Exercise: What is the number of lines that include the word "type"? Provide only that figure.

### Recorded information

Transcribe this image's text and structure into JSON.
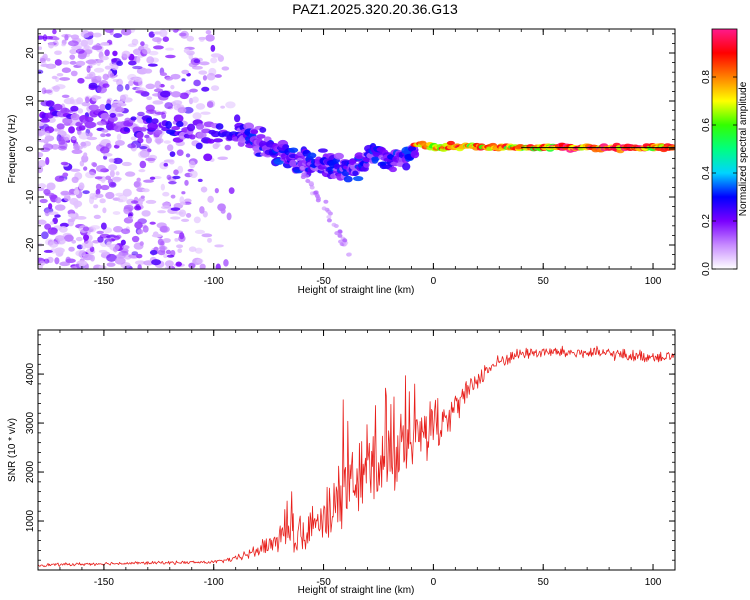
{
  "figure_title": "PAZ1.2025.320.20.36.G13",
  "colors": {
    "snr_line": "#e8201c",
    "ridge_line": "#000000",
    "axis": "#000000",
    "background": "#ffffff"
  },
  "chart_data": [
    {
      "type": "heatmap",
      "name": "spectrogram",
      "title": "",
      "xlabel": "Height of straight line (km)",
      "ylabel": "Frequency (Hz)",
      "xlim": [
        -180,
        110
      ],
      "ylim": [
        -25,
        25
      ],
      "xticks": [
        -150,
        -100,
        -50,
        0,
        50,
        100
      ],
      "xtick_labels": [
        "-150",
        "-100",
        "-50",
        "0",
        "50",
        "100"
      ],
      "yticks": [
        -20,
        -10,
        0,
        10,
        20
      ],
      "ytick_labels": [
        "-20",
        "-10",
        "0",
        "10",
        "20"
      ],
      "ridge": {
        "height_km": [
          -178,
          -165,
          -150,
          -135,
          -120,
          -100,
          -85,
          -75,
          -65,
          -55,
          -45,
          -35,
          -28,
          -20,
          -12,
          -8,
          0,
          20,
          40,
          60,
          80,
          100,
          110
        ],
        "frequency_hz": [
          7,
          7,
          7.5,
          5,
          4,
          3,
          3,
          0,
          -2,
          -3,
          -4,
          -4,
          -1,
          -2,
          -2,
          1,
          0.5,
          0.5,
          0.3,
          0.3,
          0.3,
          0.3,
          0.3
        ]
      },
      "noise_region_km": [
        -180,
        -90
      ],
      "colorbar": {
        "label": "Normalized spectral amplitude",
        "range": [
          0,
          1
        ],
        "ticks": [
          0.0,
          0.2,
          0.4,
          0.6,
          0.8
        ],
        "tick_labels": [
          "0.0",
          "0.2",
          "0.4",
          "0.6",
          "0.8"
        ],
        "colormap": [
          "#ffffff",
          "#c78bff",
          "#7a00ff",
          "#0000ff",
          "#00d4ff",
          "#00ff80",
          "#33ff00",
          "#ffff00",
          "#ff8000",
          "#ff0000",
          "#ff1a8c"
        ]
      }
    },
    {
      "type": "line",
      "name": "snr",
      "title": "",
      "xlabel": "Height of straight line (km)",
      "ylabel": "SNR (10 * v/v)",
      "xlim": [
        -180,
        110
      ],
      "ylim": [
        0,
        4900
      ],
      "xticks": [
        -150,
        -100,
        -50,
        0,
        50,
        100
      ],
      "xtick_labels": [
        "-150",
        "-100",
        "-50",
        "0",
        "50",
        "100"
      ],
      "yticks": [
        1000,
        2000,
        3000,
        4000
      ],
      "ytick_labels": [
        "1000",
        "2000",
        "3000",
        "4000"
      ],
      "series": [
        {
          "name": "SNR",
          "x": [
            -180,
            -150,
            -120,
            -100,
            -90,
            -80,
            -70,
            -60,
            -50,
            -45,
            -40,
            -35,
            -30,
            -25,
            -20,
            -15,
            -10,
            -5,
            0,
            5,
            10,
            15,
            20,
            25,
            30,
            35,
            40,
            50,
            60,
            70,
            80,
            90,
            100,
            110
          ],
          "y": [
            100,
            130,
            150,
            160,
            230,
            400,
            650,
            800,
            980,
            1300,
            1600,
            1800,
            2000,
            2100,
            2200,
            2400,
            2600,
            2750,
            2900,
            3100,
            3300,
            3600,
            3900,
            4100,
            4250,
            4350,
            4420,
            4450,
            4440,
            4430,
            4420,
            4370,
            4360,
            4370
          ],
          "fluctuation": [
            40,
            40,
            40,
            40,
            70,
            180,
            380,
            450,
            600,
            700,
            800,
            850,
            900,
            850,
            800,
            750,
            700,
            650,
            600,
            500,
            400,
            300,
            250,
            200,
            180,
            160,
            150,
            150,
            150,
            150,
            150,
            150,
            150,
            150
          ]
        }
      ]
    }
  ]
}
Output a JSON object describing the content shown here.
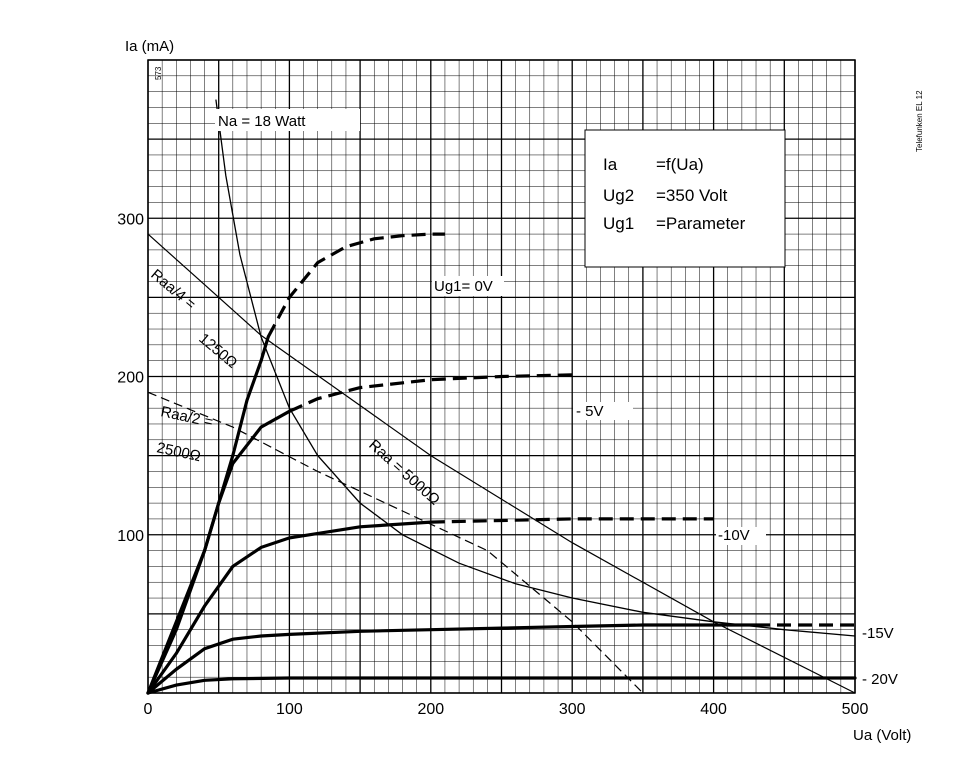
{
  "chart_data": {
    "type": "line",
    "title": "",
    "xlabel": "Ua (Volt)",
    "ylabel": "Ia (mA)",
    "xlim": [
      0,
      500
    ],
    "ylim": [
      0,
      400
    ],
    "grid": true,
    "x_ticks": [
      "0",
      "100",
      "200",
      "300",
      "400",
      "500"
    ],
    "y_ticks": [
      "100",
      "200",
      "300"
    ],
    "x_tick_values": [
      0,
      100,
      200,
      300,
      400,
      500
    ],
    "y_tick_values": [
      100,
      200,
      300
    ],
    "corner_left": "573",
    "corner_right": "Telefunken EL 12",
    "legend_box": {
      "lines": [
        {
          "label": "Ia",
          "value": "=f(Ua)"
        },
        {
          "label": "Ug2",
          "value": "=350 Volt"
        },
        {
          "label": "Ug1",
          "value": "=Parameter"
        }
      ]
    },
    "series": [
      {
        "name": "Ug1= 0V",
        "dashed_from_x": 85,
        "x": [
          0,
          20,
          40,
          50,
          60,
          70,
          80,
          85,
          100,
          120,
          140,
          160,
          180,
          200,
          210
        ],
        "y": [
          0,
          45,
          90,
          120,
          150,
          185,
          210,
          225,
          250,
          272,
          282,
          287,
          289,
          290,
          290
        ]
      },
      {
        "name": "-5V",
        "dashed_from_x": 100,
        "x": [
          0,
          20,
          40,
          50,
          60,
          80,
          100,
          120,
          150,
          200,
          250,
          300
        ],
        "y": [
          0,
          40,
          90,
          120,
          145,
          168,
          178,
          186,
          193,
          198,
          200,
          201
        ]
      },
      {
        "name": "-10V",
        "dashed_from_x": 200,
        "x": [
          0,
          20,
          40,
          60,
          80,
          100,
          150,
          200,
          250,
          300,
          350,
          400
        ],
        "y": [
          0,
          25,
          55,
          80,
          92,
          98,
          105,
          108,
          109,
          110,
          110,
          110
        ]
      },
      {
        "name": "-15V",
        "dashed_from_x": 430,
        "x": [
          0,
          20,
          40,
          60,
          80,
          100,
          150,
          200,
          250,
          300,
          350,
          400,
          430,
          450,
          500
        ],
        "y": [
          0,
          15,
          28,
          34,
          36,
          37,
          39,
          40,
          41,
          42,
          43,
          43,
          43,
          43,
          43
        ]
      },
      {
        "name": "- 20V",
        "dashed_from_x": null,
        "x": [
          0,
          20,
          40,
          60,
          100,
          200,
          300,
          400,
          500
        ],
        "y": [
          0,
          5,
          8,
          9,
          9.5,
          9.5,
          9.5,
          9.5,
          9.5
        ]
      }
    ],
    "load_lines": [
      {
        "name": "Raa/4 = 1250Ω",
        "dashed": false,
        "x": [
          0,
          40,
          80
        ],
        "y": [
          290,
          258,
          226
        ]
      },
      {
        "name": "Raa = 5000Ω",
        "dashed": false,
        "x": [
          80,
          200,
          300,
          400,
          500
        ],
        "y": [
          226,
          150,
          95,
          45,
          0
        ]
      },
      {
        "name": "Raa/2 = 2500Ω",
        "dashed": true,
        "x": [
          0,
          60,
          120,
          180,
          240,
          300,
          350
        ],
        "y": [
          190,
          168,
          140,
          115,
          90,
          45,
          0
        ]
      }
    ],
    "dissipation_curve": {
      "name": "Na = 18 Watt",
      "x": [
        48,
        55,
        65,
        80,
        100,
        120,
        150,
        180,
        220,
        260,
        300,
        350,
        400,
        450,
        500
      ],
      "y": [
        375,
        327,
        277,
        225,
        180,
        150,
        120,
        100,
        82,
        69,
        60,
        51,
        45,
        40,
        36
      ]
    },
    "annotations": [
      {
        "text": "Na  =  18 Watt"
      },
      {
        "text": "Ug1= 0V"
      },
      {
        "text": "- 5V"
      },
      {
        "text": "-10V"
      },
      {
        "text": "-15V"
      },
      {
        "text": "- 20V"
      },
      {
        "text": "Raa/4 ="
      },
      {
        "text": "1250Ω"
      },
      {
        "text": "Raa/2 ="
      },
      {
        "text": "2500Ω"
      },
      {
        "text": "Raa = 5000Ω"
      }
    ]
  }
}
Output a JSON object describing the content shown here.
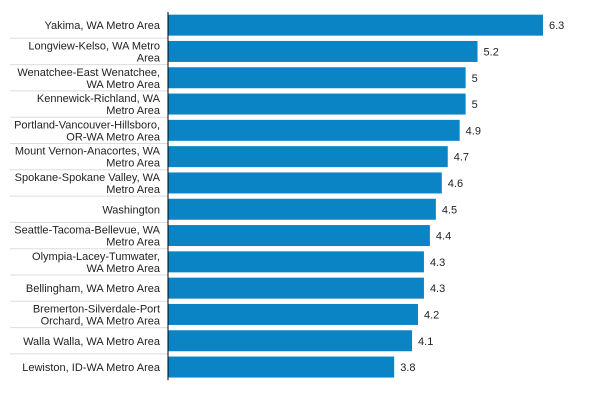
{
  "chart_data": {
    "type": "bar",
    "orientation": "horizontal",
    "title": "",
    "xlabel": "",
    "ylabel": "",
    "categories": [
      [
        "Yakima, WA Metro Area"
      ],
      [
        "Longview-Kelso, WA Metro",
        "Area"
      ],
      [
        "Wenatchee-East Wenatchee,",
        "WA Metro Area"
      ],
      [
        "Kennewick-Richland, WA",
        "Metro Area"
      ],
      [
        "Portland-Vancouver-Hillsboro,",
        "OR-WA Metro Area"
      ],
      [
        "Mount Vernon-Anacortes, WA",
        "Metro Area"
      ],
      [
        "Spokane-Spokane Valley, WA",
        "Metro Area"
      ],
      [
        "Washington"
      ],
      [
        "Seattle-Tacoma-Bellevue, WA",
        "Metro Area"
      ],
      [
        "Olympia-Lacey-Tumwater,",
        "WA Metro Area"
      ],
      [
        "Bellingham, WA Metro Area"
      ],
      [
        "Bremerton-Silverdale-Port",
        "Orchard, WA Metro Area"
      ],
      [
        "Walla Walla, WA Metro Area"
      ],
      [
        "Lewiston, ID-WA Metro Area"
      ]
    ],
    "values": [
      6.3,
      5.2,
      5,
      5,
      4.9,
      4.7,
      4.6,
      4.5,
      4.4,
      4.3,
      4.3,
      4.2,
      4.1,
      3.8
    ],
    "value_labels": [
      "6.3",
      "5.2",
      "5",
      "5",
      "4.9",
      "4.7",
      "4.6",
      "4.5",
      "4.4",
      "4.3",
      "4.3",
      "4.2",
      "4.1",
      "3.8"
    ],
    "xlim": [
      0,
      6.3
    ],
    "bar_color": "#0b84c6",
    "separator_color": "#dddddd",
    "axis_color": "#000000",
    "grid": false,
    "legend": "none"
  }
}
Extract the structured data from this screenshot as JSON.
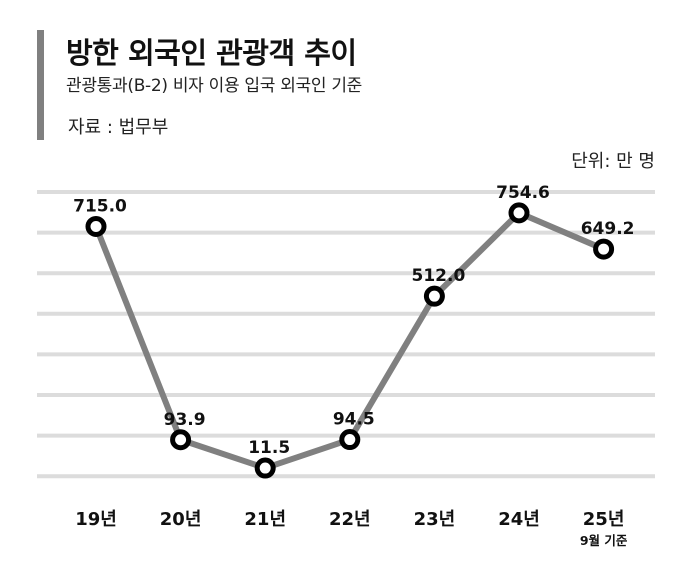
{
  "header": {
    "title": "방한 외국인 관광객 추이",
    "subtitle": "관광통과(B-2) 비자 이용 입국 외국인 기준",
    "source": "자료 : 법무부",
    "unit": "단위: 만 명"
  },
  "colors": {
    "accent_bar": "#808080",
    "line": "#808080",
    "grid": "#dcdcdc",
    "marker_stroke": "#000000",
    "marker_fill": "#ffffff",
    "text": "#111111"
  },
  "chart_data": {
    "type": "line",
    "title": "방한 외국인 관광객 추이",
    "subtitle": "관광통과(B-2) 비자 이용 입국 외국인 기준",
    "source": "자료 : 법무부",
    "unit": "단위: 만 명",
    "xlabel": "",
    "ylabel": "",
    "categories": [
      "19년",
      "20년",
      "21년",
      "22년",
      "23년",
      "24년",
      "25년"
    ],
    "category_notes": [
      "",
      "",
      "",
      "",
      "",
      "",
      "9월 기준"
    ],
    "series": [
      {
        "name": "방한 외국인 관광객",
        "values": [
          715.0,
          93.9,
          11.5,
          94.5,
          512.0,
          754.6,
          649.2
        ]
      }
    ],
    "value_labels": [
      "715.0",
      "93.9",
      "11.5",
      "94.5",
      "512.0",
      "754.6",
      "649.2"
    ],
    "grid": true,
    "gridline_count": 8,
    "legend": "none",
    "y_axis_visible": false
  }
}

######

Result for this task: 5